Extracted records

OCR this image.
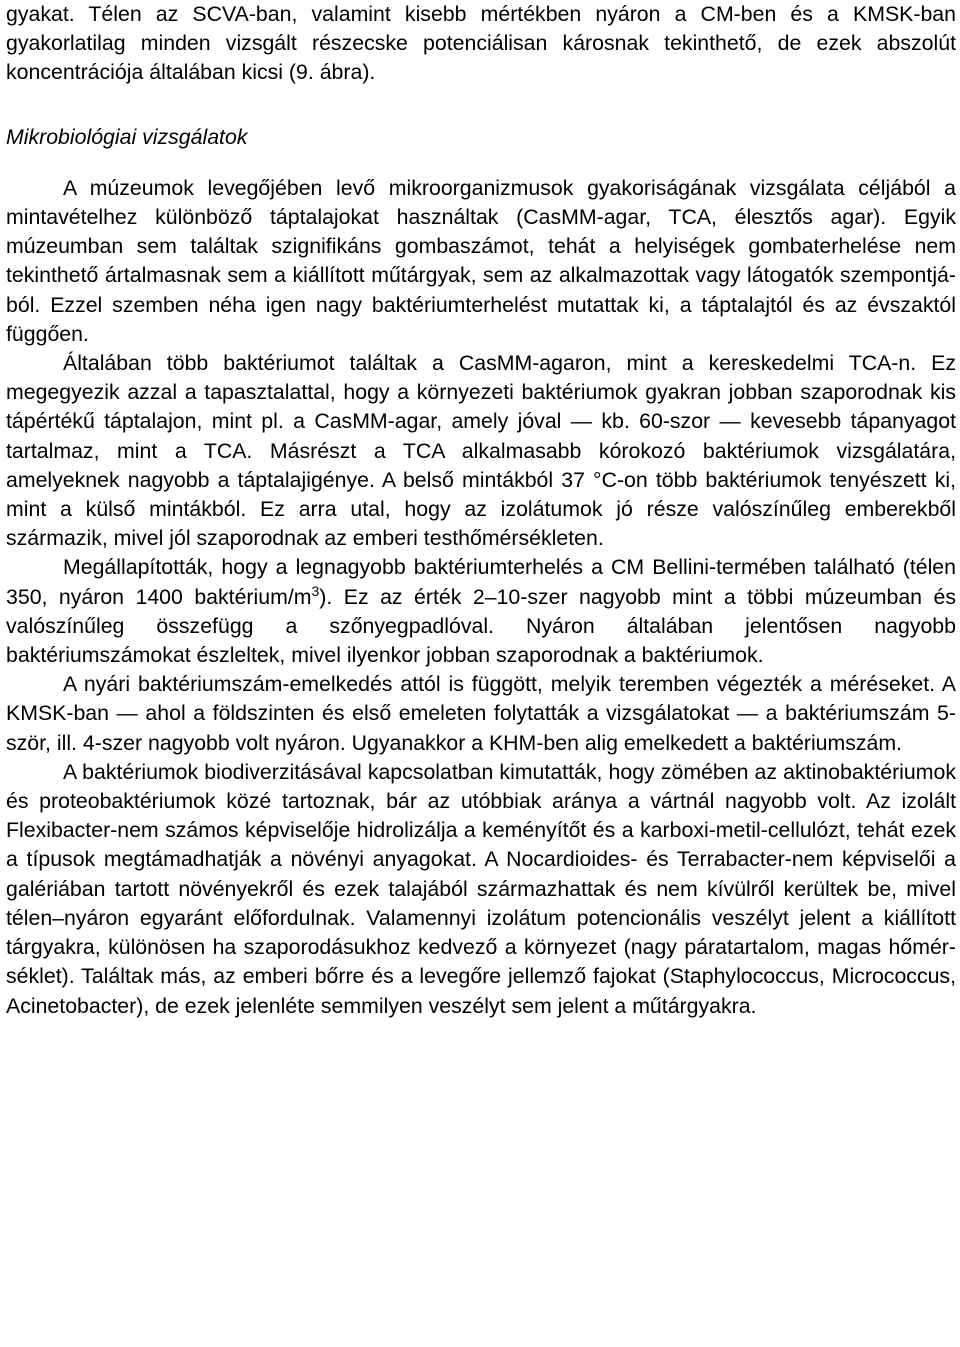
gyakat. Télen az SCVA-ban, valamint kisebb mértékben nyáron a CM-ben és a KMSK-ban gyakorlatilag minden vizsgált részecske potenciálisan károsnak tekinthető, de ezek abszolút koncentrációja általában kicsi (9. ábra).

Mikrobiológiai vizsgálatok

A múzeumok levegőjében levő mikroorganizmusok gyakoriságának vizsgálata céljából a mintavételhez különböző táptalajokat használtak (CasMM-agar, TCA, élesztős agar). Egyik múzeumban sem találtak szignifikáns gombaszámot, tehát a helyiségek gombaterhelése nem tekinthető ártalmasnak sem a kiállított műtárgyak, sem az alkalmazottak vagy látogatók szempontjából. Ezzel szemben néha igen nagy baktériumterhelést mutattak ki, a táptalajtól és az évszaktól függően.

Általában több baktériumot találtak a CasMM-agaron, mint a kereskedelmi TCA-n. Ez megegyezik azzal a tapasztalattal, hogy a környezeti baktériumok gyakran jobban szaporodnak kis tápértékű táptalajon, mint pl. a CasMM-agar, amely jóval — kb. 60-szor — kevesebb tápanyagot tartalmaz, mint a TCA. Másrészt a TCA alkalmasabb kórokozó baktériumok vizsgálatára, amelyeknek nagyobb a táptalajigénye. A belső mintákból 37 °C-on több baktériumok tenyészett ki, mint a külső mintákból. Ez arra utal, hogy az izolátumok jó része valószínűleg emberekből származik, mivel jól szaporodnak az emberi testhőmérsékleten.

Megállapították, hogy a legnagyobb baktériumterhelés a CM Bellini-termében található (télen 350, nyáron 1400 baktérium/$m^3$). Ez az érték 2–10-szer nagyobb mint a többi múzeumban és valószínűleg összefügg a szőnyegpadlóval. Nyáron általában jelentősen nagyobb baktériumszámokat észleltek, mivel ilyenkor jobban szaporodnak a baktériumok.

A nyári baktériumszám-emelkedés attól is függött, melyik teremben végezték a méréseket. A KMSK-ban — ahol a földszinten és első emeleten folytatták a vizsgálatokat — a baktériumszám 5-ször, ill. 4-szer nagyobb volt nyáron. Ugyanakkor a KHM-ben alig emelkedett a baktériumszám.

A baktériumok biodiverzitásával kapcsolatban kimutatták, hogy zömében az aktinobaktériumok és proteobaktériumok közé tartoznak, bár az utóbbiak aránya a vártnál nagyobb volt. Az izolált Flexibacter-nem számos képviselője hidrolizálja a keményítőt és a karboxi-metil-cellulózt, tehát ezek a típusok megtámadhatják a növényi anyagokat. A Nocardioides- és Terrabacter-nem képviselői a galériában tartott növényekről és ezek talajából származhattak és nem kívülről kerültek be, mivel télen–nyáron egyaránt előfordulnak. Valamennyi izolátum potencionális veszélyt jelent a kiállított tárgyakra, különösen ha szaporodásukhoz kedvező a környezet (nagy páratartalom, magas hőmérséklet). Találtak más, az emberi bőrre és a levegőre jellemző fajokat (Staphylococcus, Micrococcus, Acinetobacter), de ezek jelenléte semmilyen veszélyt sem jelent a műtárgyakra.
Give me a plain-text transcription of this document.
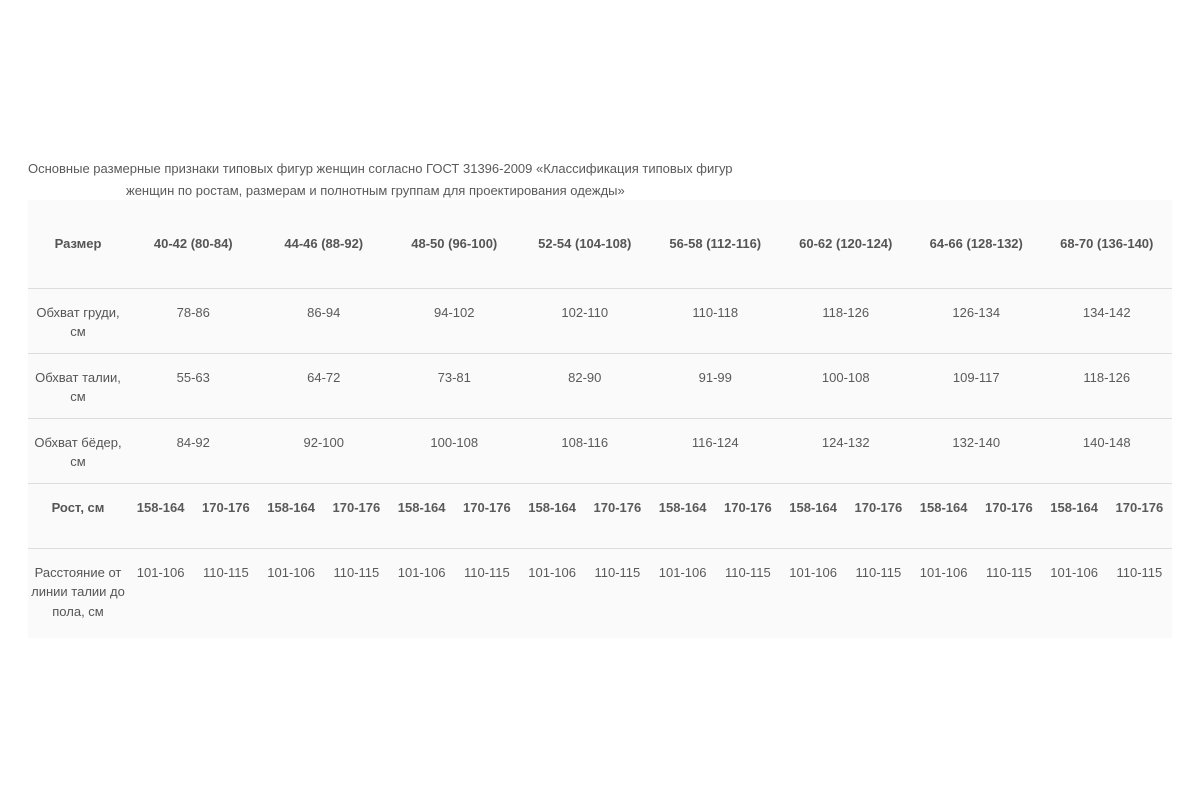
Основные размерные признаки типовых фигур женщин согласно ГОСТ 31396-2009 «Классификация типовых фигур
женщин по ростам, размерам и полнотным группам для проектирования одежды»
Размер	40-42 (80-84)		44-46 (88-92)		48-50 (96-100)		52-54 (104-108)		56-58 (112-116)		60-62 (120-124)		64-66 (128-132)		68-70 (136-140)	
Обхват груди, см	78-86		86-94		94-102		102-110		110-118		118-126		126-134		134-142	
Обхват талии, см	55-63		64-72		73-81		82-90		91-99		100-108		109-117		118-126	
Обхват бёдер, см	84-92		92-100		100-108		108-116		116-124		124-132		132-140		140-148	
Рост, см	158-164	170-176	158-164	170-176	158-164	170-176	158-164	170-176	158-164	170-176	158-164	170-176	158-164	170-176	158-164	170-176
Расстояние от линии талии до пола, см	101-106	110-115	101-106	110-115	101-106	110-115	101-106	110-115	101-106	110-115	101-106	110-115	101-106	110-115	101-106	110-115
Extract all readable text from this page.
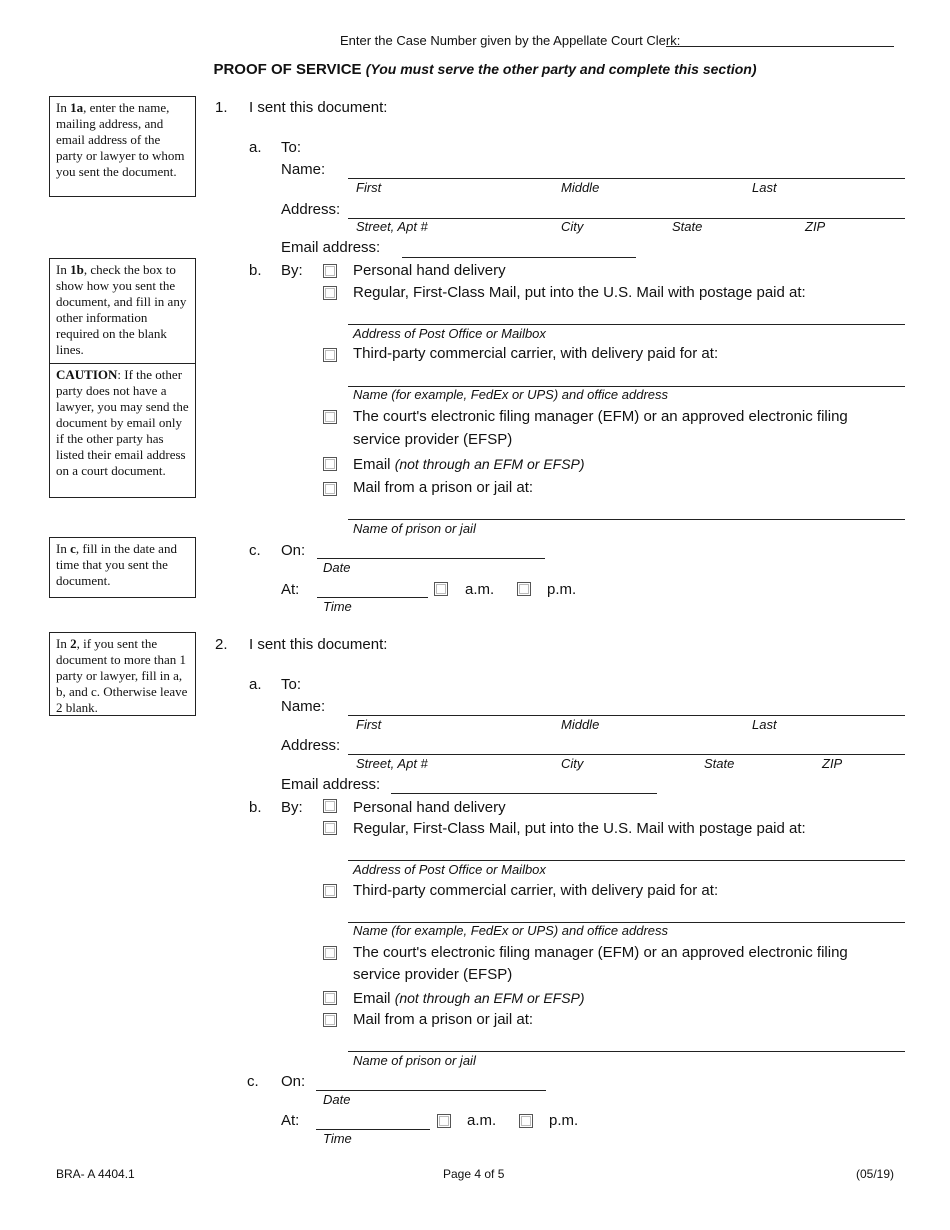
Enter the Case Number given by the Appellate Court Clerk:
PROOF OF SERVICE (You must serve the other party and complete this section)
In 1a, enter the name, mailing address, and email address of the party or lawyer to whom you sent the document.
In 1b, check the box to show how you sent the document, and fill in any other information required on the blank lines.
CAUTION: If the other party does not have a lawyer, you may send the document by email only if the other party has listed their email address on a court document.
In c, fill in the date and time that you sent the document.
In 2, if you sent the document to more than 1 party or lawyer, fill in a, b, and c. Otherwise leave 2 blank.
1. I sent this document:
a. To:
Name:
First	Middle	Last
Address:
Street, Apt #	City	State	ZIP
Email address:
b. By:	Personal hand delivery
Regular, First-Class Mail, put into the U.S. Mail with postage paid at:
Address of Post Office or Mailbox
Third-party commercial carrier, with delivery paid for at:
Name (for example, FedEx or UPS) and office address
The court's electronic filing manager (EFM) or an approved electronic filing
service provider (EFSP)
Email (not through an EFM or EFSP)
Mail from a prison or jail at:
Name of prison or jail
c. On:
Date
At:	a.m.	p.m.
Time
2. I sent this document:
a. To:
Name:
First	Middle	Last
Address:
Street, Apt #	City	State	ZIP
Email address:
b. By:	Personal hand delivery
Regular, First-Class Mail, put into the U.S. Mail with postage paid at:
Address of Post Office or Mailbox
Third-party commercial carrier, with delivery paid for at:
Name (for example, FedEx or UPS) and office address
The court's electronic filing manager (EFM) or an approved electronic filing
service provider (EFSP)
Email (not through an EFM or EFSP)
Mail from a prison or jail at:
Name of prison or jail
c. On:
Date
At:	a.m.	p.m.
Time
BRA- A 4404.1	Page 4 of 5	(05/19)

* What to produce:
Reproduce the material in full, word for word, and omit the pictures.

* The output:
OCR this image.
gyakat. Télen az SCVA-ban, valamint kisebb mértékben nyáron a CM-ben és a KMSK-ban gyakorlatilag minden vizsgált részecske potenciálisan károsnak tekinthető, de ezek abszolút koncentrációja általában kicsi (9. ábra).

Mikrobiológiai vizsgálatok

A múzeumok levegőjében levő mikroorganizmusok gyakoriságának vizsgálata céljából a mintavételhez különböző táptalajokat használtak (CasMM-agar, TCA, élesztős agar). Egyik múzeumban sem találtak szignifikáns gombaszámot, tehát a helyiségek gombaterhelése nem tekinthető ártalmasnak sem a kiállított műtárgyak, sem az alkalmazottak vagy látogatók szempontjából. Ezzel szemben néha igen nagy baktériumterhelést mutattak ki, a táptalajtól és az évszaktól függően.

Általában több baktériumot találtak a CasMM-agaron, mint a kereskedelmi TCA-n. Ez megegyezik azzal a tapasztalattal, hogy a környezeti baktériumok gyakran jobban szaporodnak kis tápértékű táptalajon, mint pl. a CasMM-agar, amely jóval — kb. 60-szor — kevesebb tápanyagot tartalmaz, mint a TCA. Másrészt a TCA alkalmasabb kórokozó baktériumok vizsgálatára, amelyeknek nagyobb a táptalajigénye. A belső mintákból 37 °C-on több baktériumok tenyészett ki, mint a külső mintákból. Ez arra utal, hogy az izolátumok jó része valószínűleg emberekből származik, mivel jól szaporodnak az emberi testhőmérsékleten.

Megállapították, hogy a legnagyobb baktériumterhelés a CM Bellini-termében található (télen 350, nyáron 1400 baktérium/$m^3$). Ez az érték 2–10-szer nagyobb mint a többi múzeumban és valószínűleg összefügg a szőnyegpadlóval. Nyáron általában jelentősen nagyobb baktériumszámokat észleltek, mivel ilyenkor jobban szaporodnak a baktériumok.

A nyári baktériumszám-emelkedés attól is függött, melyik teremben végezték a méréseket. A KMSK-ban — ahol a földszinten és első emeleten folytatták a vizsgálatokat — a baktériumszám 5-ször, ill. 4-szer nagyobb volt nyáron. Ugyanakkor a KHM-ben alig emelkedett a baktériumszám.

A baktériumok biodiverzitásával kapcsolatban kimutatták, hogy zömében az aktinobaktériumok és proteobaktériumok közé tartoznak, bár az utóbbiak aránya a vártnál nagyobb volt. Az izolált Flexibacter-nem számos képviselője hidrolizálja a keményítőt és a karboxi-metil-cellulózt, tehát ezek a típusok megtámadhatják a növényi anyagokat. A Nocardioides- és Terrabacter-nem képviselői a galériában tartott növényekről és ezek talajából származhattak és nem kívülről kerültek be, mivel télen–nyáron egyaránt előfordulnak. Valamennyi izolátum potencionális veszélyt jelent a kiállított tárgyakra, különösen ha szaporodásukhoz kedvező a környezet (nagy páratartalom, magas hőmérséklet). Találtak más, az emberi bőrre és a levegőre jellemző fajokat (Staphylococcus, Micrococcus, Acinetobacter), de ezek jelenléte semmilyen veszélyt sem jelent a műtárgyakra.
Give me a plain-text transcription of this document.
Основные размерные признаки типовых фигур женщин согласно ГОСТ 31396-2009 «Классификация типовых фигур
женщин по ростам, размерам и полнотным группам для проектирования одежды»
Размер	40-42 (80-84)		44-46 (88-92)		48-50 (96-100)		52-54 (104-108)		56-58 (112-116)		60-62 (120-124)		64-66 (128-132)		68-70 (136-140)	
Обхват груди, см	78-86		86-94		94-102		102-110		110-118		118-126		126-134		134-142	
Обхват талии, см	55-63		64-72		73-81		82-90		91-99		100-108		109-117		118-126	
Обхват бёдер, см	84-92		92-100		100-108		108-116		116-124		124-132		132-140		140-148	
Рост, см	158-164	170-176	158-164	170-176	158-164	170-176	158-164	170-176	158-164	170-176	158-164	170-176	158-164	170-176	158-164	170-176
Расстояние от линии талии до пола, см	101-106	110-115	101-106	110-115	101-106	110-115	101-106	110-115	101-106	110-115	101-106	110-115	101-106	110-115	101-106	110-115
Extract all readable text from this page.
Enter the Case Number given by the Appellate Court Clerk:
PROOF OF SERVICE (You must serve the other party and complete this section)
In 1a, enter the name, mailing address, and email address of the party or lawyer to whom you sent the document.
In 1b, check the box to show how you sent the document, and fill in any other information required on the blank lines.
CAUTION: If the other party does not have a lawyer, you may send the document by email only if the other party has listed their email address on a court document.
In c, fill in the date and time that you sent the document.
In 2, if you sent the document to more than 1 party or lawyer, fill in a, b, and c. Otherwise leave 2 blank.
1. I sent this document:
a. To:
Name:
First	Middle	Last
Address:
Street, Apt #	City	State	ZIP
Email address:
b. By:	Personal hand delivery
Regular, First-Class Mail, put into the U.S. Mail with postage paid at:
Address of Post Office or Mailbox
Third-party commercial carrier, with delivery paid for at:
Name (for example, FedEx or UPS) and office address
The court's electronic filing manager (EFM) or an approved electronic filing
service provider (EFSP)
Email (not through an EFM or EFSP)
Mail from a prison or jail at:
Name of prison or jail
c. On:
Date
At:	a.m.	p.m.
Time
2. I sent this document:
a. To:
Name:
First	Middle	Last
Address:
Street, Apt #	City	State	ZIP
Email address:
b. By:	Personal hand delivery
Regular, First-Class Mail, put into the U.S. Mail with postage paid at:
Address of Post Office or Mailbox
Third-party commercial carrier, with delivery paid for at:
Name (for example, FedEx or UPS) and office address
The court's electronic filing manager (EFM) or an approved electronic filing
service provider (EFSP)
Email (not through an EFM or EFSP)
Mail from a prison or jail at:
Name of prison or jail
c. On:
Date
At:	a.m.	p.m.
Time
BRA- A 4404.1	Page 4 of 5	(05/19)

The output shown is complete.